_Collection entries_
────────────────────────────────────────

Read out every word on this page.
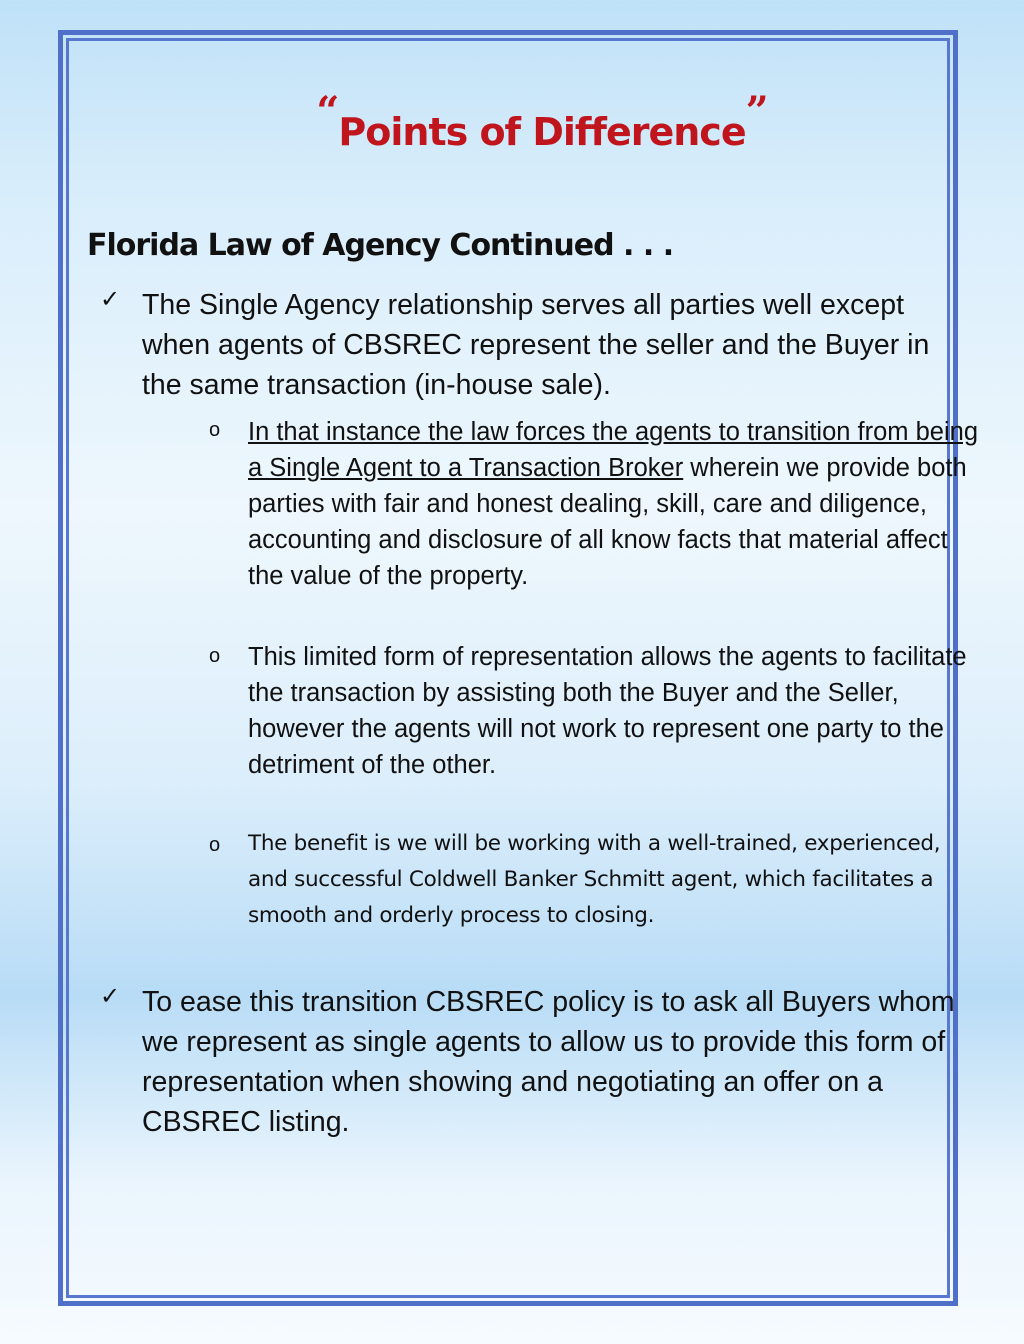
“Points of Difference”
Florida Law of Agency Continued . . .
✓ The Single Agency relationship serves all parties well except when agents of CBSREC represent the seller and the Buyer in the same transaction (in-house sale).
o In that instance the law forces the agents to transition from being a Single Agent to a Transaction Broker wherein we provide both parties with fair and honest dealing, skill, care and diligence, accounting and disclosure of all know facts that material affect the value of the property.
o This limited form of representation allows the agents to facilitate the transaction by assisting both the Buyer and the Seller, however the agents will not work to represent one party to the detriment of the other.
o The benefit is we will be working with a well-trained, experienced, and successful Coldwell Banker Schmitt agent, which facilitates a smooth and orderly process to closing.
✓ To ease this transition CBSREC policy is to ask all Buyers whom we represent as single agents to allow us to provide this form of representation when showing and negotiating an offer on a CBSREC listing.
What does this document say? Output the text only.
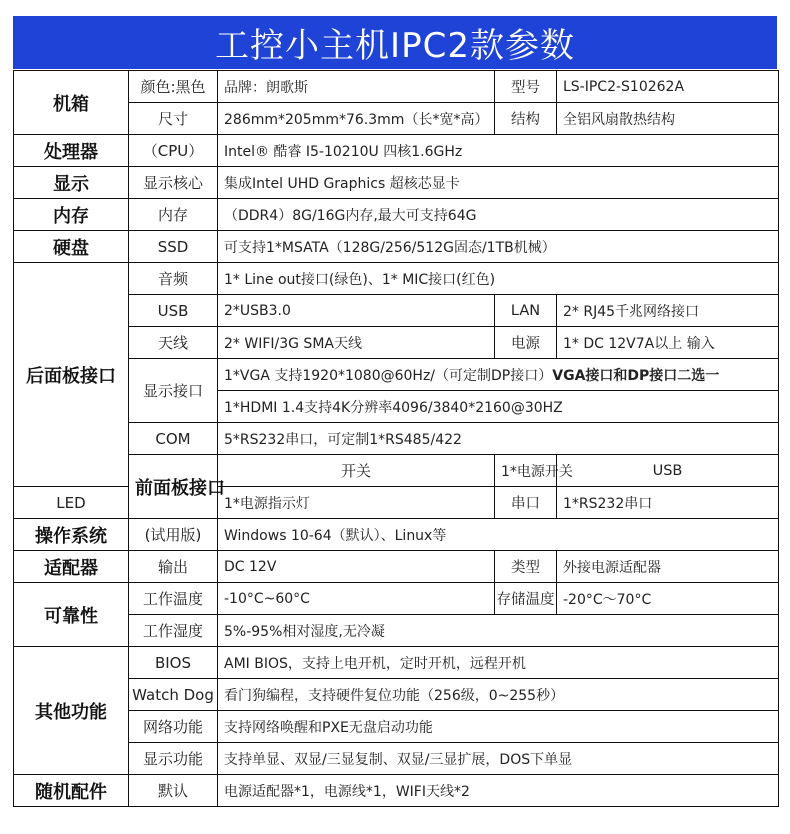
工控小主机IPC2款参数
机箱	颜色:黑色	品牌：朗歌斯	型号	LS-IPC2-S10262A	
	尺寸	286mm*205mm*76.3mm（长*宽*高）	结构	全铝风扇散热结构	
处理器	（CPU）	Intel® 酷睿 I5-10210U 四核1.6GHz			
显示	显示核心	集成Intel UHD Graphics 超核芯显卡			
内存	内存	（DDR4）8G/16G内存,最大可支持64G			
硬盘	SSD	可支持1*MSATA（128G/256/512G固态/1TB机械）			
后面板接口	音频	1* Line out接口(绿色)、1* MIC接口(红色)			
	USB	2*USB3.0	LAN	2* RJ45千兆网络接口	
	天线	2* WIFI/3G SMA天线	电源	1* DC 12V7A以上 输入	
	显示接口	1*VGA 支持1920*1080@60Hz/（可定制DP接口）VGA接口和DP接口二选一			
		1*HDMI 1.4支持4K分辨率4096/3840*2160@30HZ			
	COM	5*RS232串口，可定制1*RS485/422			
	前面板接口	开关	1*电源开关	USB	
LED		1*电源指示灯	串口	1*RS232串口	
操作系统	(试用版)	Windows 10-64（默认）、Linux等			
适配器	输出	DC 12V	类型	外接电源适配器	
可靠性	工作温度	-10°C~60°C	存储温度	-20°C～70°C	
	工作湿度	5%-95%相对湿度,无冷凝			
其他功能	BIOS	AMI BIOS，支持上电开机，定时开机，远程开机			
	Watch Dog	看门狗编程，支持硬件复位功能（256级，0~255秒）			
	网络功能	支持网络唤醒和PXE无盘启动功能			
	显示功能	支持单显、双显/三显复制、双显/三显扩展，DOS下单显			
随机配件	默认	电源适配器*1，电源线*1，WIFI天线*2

────────────────────────────────────────

_DIRECTIONS FOR THIS TASK_
Copy each line of the listing that holds the word "Agency".

_ANSWER FOR THIS EXERCISE_
Florida Law of Agency Continued . . .
✓ The Single Agency relationship serves all parties well except when agents of CBSREC represent the seller and the Buyer in the same transaction (in-house sale).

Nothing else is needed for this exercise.